Read through the records below and copy each line that uses the word "symbol".

:: Data provided ::

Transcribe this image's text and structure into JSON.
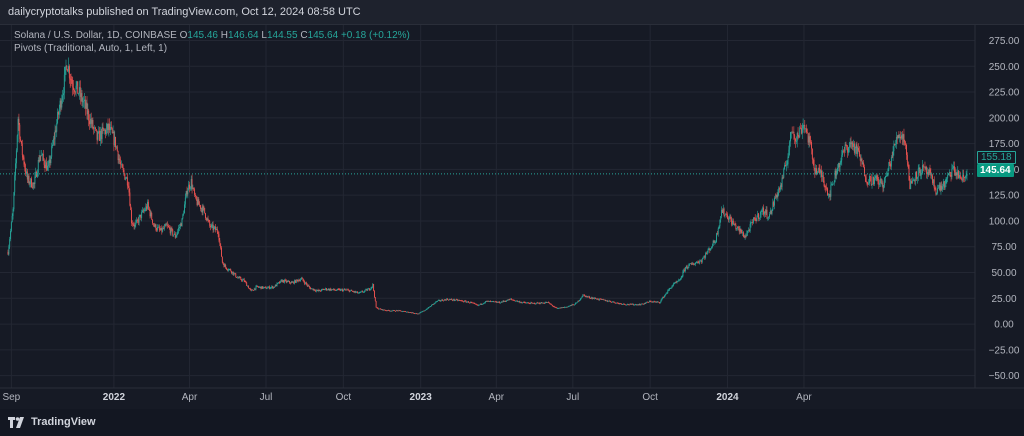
{
  "header": {
    "published_text": "dailycryptotalks published on TradingView.com, Oct 12, 2024 08:58 UTC"
  },
  "legend": {
    "symbol": "Solana / U.S. Dollar, 1D, COINBASE",
    "o_label": "O",
    "o_value": "145.46",
    "h_label": "H",
    "h_value": "146.64",
    "l_label": "L",
    "l_value": "144.55",
    "c_label": "C",
    "c_value": "145.64",
    "change": "+0.18 (+0.12%)",
    "indicator": "Pivots (Traditional, Auto, 1, Left, 1)"
  },
  "price_tags": {
    "pivot": "155.18",
    "last": "145.64"
  },
  "footer": {
    "brand": "TradingView"
  },
  "colors": {
    "background": "#161a25",
    "up": "#26a69a",
    "down": "#ef5350",
    "grid": "#232733",
    "axis_text": "#b2b5be"
  },
  "chart_data": {
    "type": "candlestick",
    "symbol": "SOL/USD",
    "timeframe": "1D",
    "exchange": "COINBASE",
    "ylim": [
      -62,
      290
    ],
    "y_ticks": [
      275,
      250,
      225,
      200,
      175,
      150,
      125,
      100,
      75,
      50,
      25,
      0,
      -25,
      -50
    ],
    "y_tick_labels": [
      "275.00",
      "250.00",
      "225.00",
      "200.00",
      "175.00",
      "150.00",
      "125.00",
      "100.00",
      "75.00",
      "50.00",
      "25.00",
      "0.00",
      "−25.00",
      "−50.00"
    ],
    "x_range": [
      "2021-08-28",
      "2024-10-12"
    ],
    "x_ticks": [
      {
        "date": "2021-09-01",
        "label": "Sep"
      },
      {
        "date": "2022-01-01",
        "label": "2022"
      },
      {
        "date": "2022-04-01",
        "label": "Apr"
      },
      {
        "date": "2022-07-01",
        "label": "Jul"
      },
      {
        "date": "2022-10-01",
        "label": "Oct"
      },
      {
        "date": "2023-01-01",
        "label": "2023"
      },
      {
        "date": "2023-04-01",
        "label": "Apr"
      },
      {
        "date": "2023-07-01",
        "label": "Jul"
      },
      {
        "date": "2023-10-01",
        "label": "Oct"
      },
      {
        "date": "2024-01-01",
        "label": "2024"
      },
      {
        "date": "2024-04-01",
        "label": "Apr"
      }
    ],
    "grid": true,
    "last_price": 145.64,
    "pivot_level": 155.18,
    "close_path": [
      [
        "2021-08-28",
        70
      ],
      [
        "2021-09-03",
        110
      ],
      [
        "2021-09-09",
        200
      ],
      [
        "2021-09-13",
        170
      ],
      [
        "2021-09-20",
        140
      ],
      [
        "2021-09-28",
        135
      ],
      [
        "2021-10-05",
        165
      ],
      [
        "2021-10-15",
        150
      ],
      [
        "2021-10-25",
        195
      ],
      [
        "2021-11-03",
        235
      ],
      [
        "2021-11-06",
        255
      ],
      [
        "2021-11-12",
        235
      ],
      [
        "2021-11-20",
        225
      ],
      [
        "2021-11-28",
        210
      ],
      [
        "2021-12-05",
        195
      ],
      [
        "2021-12-12",
        180
      ],
      [
        "2021-12-18",
        185
      ],
      [
        "2021-12-26",
        190
      ],
      [
        "2022-01-03",
        175
      ],
      [
        "2022-01-10",
        150
      ],
      [
        "2022-01-18",
        138
      ],
      [
        "2022-01-22",
        100
      ],
      [
        "2022-01-26",
        95
      ],
      [
        "2022-02-02",
        105
      ],
      [
        "2022-02-10",
        115
      ],
      [
        "2022-02-18",
        95
      ],
      [
        "2022-02-26",
        90
      ],
      [
        "2022-03-05",
        95
      ],
      [
        "2022-03-15",
        85
      ],
      [
        "2022-03-23",
        100
      ],
      [
        "2022-03-29",
        130
      ],
      [
        "2022-04-03",
        138
      ],
      [
        "2022-04-08",
        120
      ],
      [
        "2022-04-18",
        110
      ],
      [
        "2022-04-25",
        95
      ],
      [
        "2022-05-05",
        90
      ],
      [
        "2022-05-10",
        60
      ],
      [
        "2022-05-14",
        55
      ],
      [
        "2022-05-20",
        52
      ],
      [
        "2022-05-28",
        45
      ],
      [
        "2022-06-05",
        42
      ],
      [
        "2022-06-13",
        32
      ],
      [
        "2022-06-20",
        36
      ],
      [
        "2022-06-30",
        35
      ],
      [
        "2022-07-10",
        36
      ],
      [
        "2022-07-20",
        42
      ],
      [
        "2022-08-01",
        40
      ],
      [
        "2022-08-12",
        44
      ],
      [
        "2022-08-22",
        35
      ],
      [
        "2022-09-01",
        32
      ],
      [
        "2022-09-10",
        34
      ],
      [
        "2022-09-22",
        33
      ],
      [
        "2022-10-05",
        33
      ],
      [
        "2022-10-20",
        30
      ],
      [
        "2022-11-01",
        34
      ],
      [
        "2022-11-05",
        38
      ],
      [
        "2022-11-09",
        16
      ],
      [
        "2022-11-15",
        14
      ],
      [
        "2022-11-25",
        13
      ],
      [
        "2022-12-05",
        13
      ],
      [
        "2022-12-15",
        12
      ],
      [
        "2022-12-29",
        10
      ],
      [
        "2023-01-05",
        13
      ],
      [
        "2023-01-12",
        17
      ],
      [
        "2023-01-20",
        22
      ],
      [
        "2023-02-01",
        24
      ],
      [
        "2023-02-15",
        23
      ],
      [
        "2023-03-01",
        21
      ],
      [
        "2023-03-10",
        18
      ],
      [
        "2023-03-20",
        22
      ],
      [
        "2023-04-05",
        21
      ],
      [
        "2023-04-18",
        24
      ],
      [
        "2023-05-01",
        21
      ],
      [
        "2023-05-15",
        20
      ],
      [
        "2023-06-01",
        21
      ],
      [
        "2023-06-12",
        15
      ],
      [
        "2023-06-25",
        17
      ],
      [
        "2023-07-05",
        20
      ],
      [
        "2023-07-13",
        28
      ],
      [
        "2023-07-20",
        26
      ],
      [
        "2023-08-01",
        24
      ],
      [
        "2023-08-15",
        22
      ],
      [
        "2023-08-25",
        20
      ],
      [
        "2023-09-05",
        19
      ],
      [
        "2023-09-20",
        19
      ],
      [
        "2023-10-01",
        22
      ],
      [
        "2023-10-12",
        21
      ],
      [
        "2023-10-20",
        30
      ],
      [
        "2023-10-28",
        38
      ],
      [
        "2023-11-05",
        42
      ],
      [
        "2023-11-12",
        55
      ],
      [
        "2023-11-20",
        58
      ],
      [
        "2023-12-01",
        62
      ],
      [
        "2023-12-10",
        72
      ],
      [
        "2023-12-18",
        82
      ],
      [
        "2023-12-25",
        110
      ],
      [
        "2024-01-01",
        105
      ],
      [
        "2024-01-10",
        95
      ],
      [
        "2024-01-22",
        85
      ],
      [
        "2024-02-01",
        100
      ],
      [
        "2024-02-12",
        110
      ],
      [
        "2024-02-20",
        105
      ],
      [
        "2024-02-28",
        125
      ],
      [
        "2024-03-05",
        135
      ],
      [
        "2024-03-12",
        160
      ],
      [
        "2024-03-18",
        190
      ],
      [
        "2024-03-23",
        180
      ],
      [
        "2024-04-01",
        195
      ],
      [
        "2024-04-08",
        175
      ],
      [
        "2024-04-14",
        150
      ],
      [
        "2024-04-22",
        145
      ],
      [
        "2024-05-01",
        125
      ],
      [
        "2024-05-10",
        150
      ],
      [
        "2024-05-20",
        170
      ],
      [
        "2024-05-28",
        175
      ],
      [
        "2024-06-05",
        165
      ],
      [
        "2024-06-15",
        140
      ],
      [
        "2024-06-25",
        140
      ],
      [
        "2024-07-05",
        135
      ],
      [
        "2024-07-12",
        155
      ],
      [
        "2024-07-22",
        185
      ],
      [
        "2024-07-30",
        180
      ],
      [
        "2024-08-05",
        135
      ],
      [
        "2024-08-12",
        145
      ],
      [
        "2024-08-20",
        150
      ],
      [
        "2024-08-28",
        145
      ],
      [
        "2024-09-05",
        130
      ],
      [
        "2024-09-15",
        135
      ],
      [
        "2024-09-25",
        150
      ],
      [
        "2024-10-01",
        145
      ],
      [
        "2024-10-08",
        140
      ],
      [
        "2024-10-12",
        145.64
      ]
    ]
  }
}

:::

— Exercise response —
    "symbol": "Solana / U.S. Dollar, 1D, COINBASE",
    "symbol": "SOL/USD",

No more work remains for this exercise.